TASK TO COMPLETE >> Reproduce the lines of the first item verbatim, from the line with "right-tick-label: 0.8 <box>800" up to and including the line with "right-y-axis: 0.8 1.0".

▼

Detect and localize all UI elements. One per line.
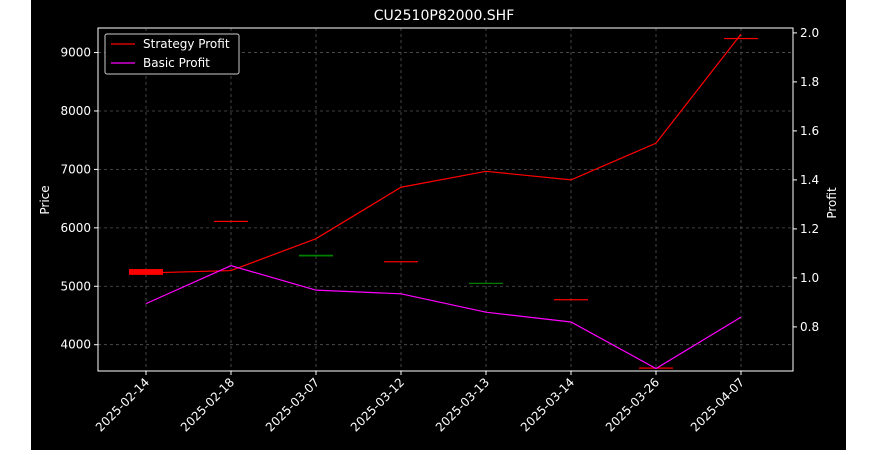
right-tick-label: 0.8 <box>800 320 819 334</box>
chart-title: CU2510P82000.SHF <box>374 8 515 24</box>
candles <box>129 37 758 369</box>
right-y-axis: 0.8 1.0 1.2 1.4 1.6 1.8 2.0 <box>793 26 819 334</box>
chart-svg: CU2510P82000.SHF 4000 5000 6000 7000 8000 900… <box>38 8 839 434</box>
right-tick-label: 1.2 <box>800 222 819 236</box>
grid <box>98 28 793 371</box>
left-tick-label: 6000 <box>60 221 91 235</box>
plot-frame <box>97 27 794 372</box>
x-tick-label: 2025-03-07 <box>263 375 322 434</box>
series-line-strategy-profit <box>145 33 742 274</box>
right-tick-label: 1.8 <box>800 75 819 89</box>
legend-label-basic-profit: Basic Profit <box>143 56 210 70</box>
right-tick-label: 1.0 <box>800 271 819 285</box>
x-tick-label: 2025-02-18 <box>178 375 237 434</box>
x-tick-label: 2025-04-07 <box>688 375 747 434</box>
x-tick-label: 2025-02-14 <box>93 375 152 434</box>
candle-body <box>214 220 248 223</box>
candle-body <box>469 282 503 284</box>
candle-body <box>724 37 758 40</box>
right-tick-label: 1.6 <box>800 124 819 138</box>
legend: Strategy Profit Basic Profit <box>104 33 240 75</box>
left-tick-label: 9000 <box>60 46 91 60</box>
candle-body <box>384 261 418 263</box>
x-tick-label: 2025-03-12 <box>348 375 407 434</box>
x-axis: 2025-02-14 2025-02-18 2025-03-07 2025-03-12… <box>93 371 747 434</box>
x-tick-label: 2025-03-14 <box>518 375 577 434</box>
legend-box <box>104 33 240 75</box>
candle-body <box>554 299 588 301</box>
chart-figure: CU2510P82000.SHF 4000 5000 6000 7000 8000 900… <box>31 0 846 450</box>
left-tick-label: 8000 <box>60 104 91 118</box>
x-tick-label: 2025-03-26 <box>603 375 662 434</box>
legend-label-strategy-profit: Strategy Profit <box>143 37 230 51</box>
right-tick-label: 2.0 <box>800 26 819 40</box>
right-y-axis-label: Profit <box>825 187 839 219</box>
left-tick-label: 7000 <box>60 162 91 176</box>
series-line-basic-profit <box>145 265 742 370</box>
x-tick-label: 2025-03-13 <box>433 375 492 434</box>
left-y-axis-label: Price <box>38 185 52 214</box>
left-tick-label: 4000 <box>60 338 91 352</box>
series-lines <box>145 33 742 370</box>
left-tick-label: 5000 <box>60 279 91 293</box>
candle-body <box>129 269 163 275</box>
candle-body <box>299 254 333 257</box>
right-tick-label: 1.4 <box>800 173 819 187</box>
left-y-axis: 4000 5000 6000 7000 8000 9000 <box>60 46 98 352</box>
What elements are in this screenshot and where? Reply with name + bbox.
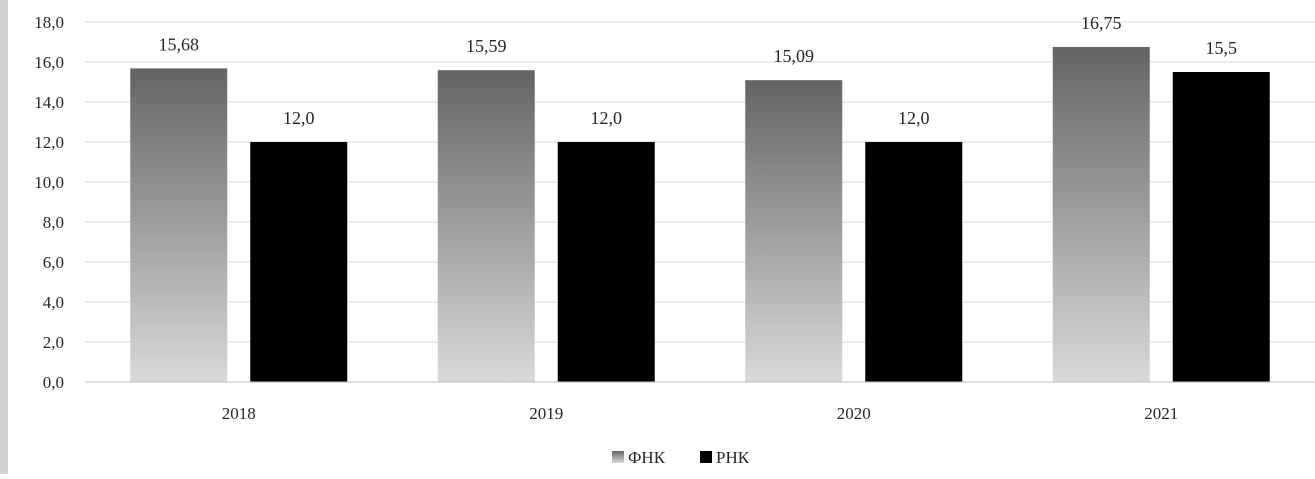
legend-label-rnk: РНК [716, 448, 750, 467]
x-tick-label: 2019 [529, 404, 563, 423]
legend-swatch-rnk [700, 451, 712, 463]
x-tick-label: 2021 [1144, 404, 1178, 423]
data-label-rnk-2021: 15,5 [1206, 38, 1238, 58]
bars [130, 47, 1270, 383]
y-tick-label: 4,0 [43, 293, 64, 312]
legend-label-fnk: ФНК [628, 448, 666, 467]
bar-rnk-2019 [557, 142, 655, 382]
y-tick-label: 8,0 [43, 213, 64, 232]
bar-fnk-2019 [437, 70, 535, 382]
bar-fnk-2021 [1052, 47, 1150, 382]
data-label-fnk-2018: 15,68 [159, 34, 200, 54]
data-labels: 15,68 12,0 15,59 12,0 15,09 12,0 16,75 15,5 [159, 13, 1238, 128]
data-label-fnk-2020: 15,09 [774, 46, 815, 66]
y-tick-label: 18,0 [34, 13, 64, 32]
y-tick-label: 0,0 [43, 373, 64, 392]
y-tick-label: 6,0 [43, 253, 64, 272]
y-tick-label: 2,0 [43, 333, 64, 352]
y-tick-label: 14,0 [34, 93, 64, 112]
data-label-rnk-2020: 12,0 [898, 108, 930, 128]
data-label-fnk-2019: 15,59 [466, 36, 507, 56]
data-label-fnk-2021: 16,75 [1081, 13, 1122, 33]
x-tick-label: 2020 [837, 404, 871, 423]
legend-swatch-fnk [612, 451, 624, 463]
data-label-rnk-2018: 12,0 [283, 108, 315, 128]
y-tick-label: 12,0 [34, 133, 64, 152]
bar-rnk-2018 [250, 142, 348, 382]
bar-fnk-2020 [745, 80, 843, 382]
legend: ФНК РНК [612, 448, 750, 467]
bar-rnk-2021 [1172, 72, 1270, 382]
bar-rnk-2020 [865, 142, 963, 382]
y-tick-label: 10,0 [34, 173, 64, 192]
x-axis-ticks: 2018 2019 2020 2021 [222, 404, 1179, 423]
data-label-rnk-2019: 12,0 [591, 108, 623, 128]
y-tick-label: 16,0 [34, 53, 64, 72]
bar-chart: 0,0 2,0 4,0 6,0 8,0 10,0 12,0 14,0 16,0 18,0 15,6… [34, 13, 1315, 467]
x-tick-label: 2018 [222, 404, 256, 423]
y-axis-ticks: 0,0 2,0 4,0 6,0 8,0 10,0 12,0 14,0 16,0 18,0 [34, 13, 64, 392]
bar-fnk-2018 [130, 68, 228, 383]
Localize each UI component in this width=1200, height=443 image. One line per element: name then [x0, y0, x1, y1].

▲

WORKED SOLUTION >>
right-tick-label: 0.8 <box>800 320 819 334</box>
chart-title: CU2510P82000.SHF <box>374 8 515 24</box>
candles <box>129 37 758 369</box>
right-y-axis: 0.8 1.0 1.2 1.4 1.6 1.8 2.0 <box>793 26 819 334</box>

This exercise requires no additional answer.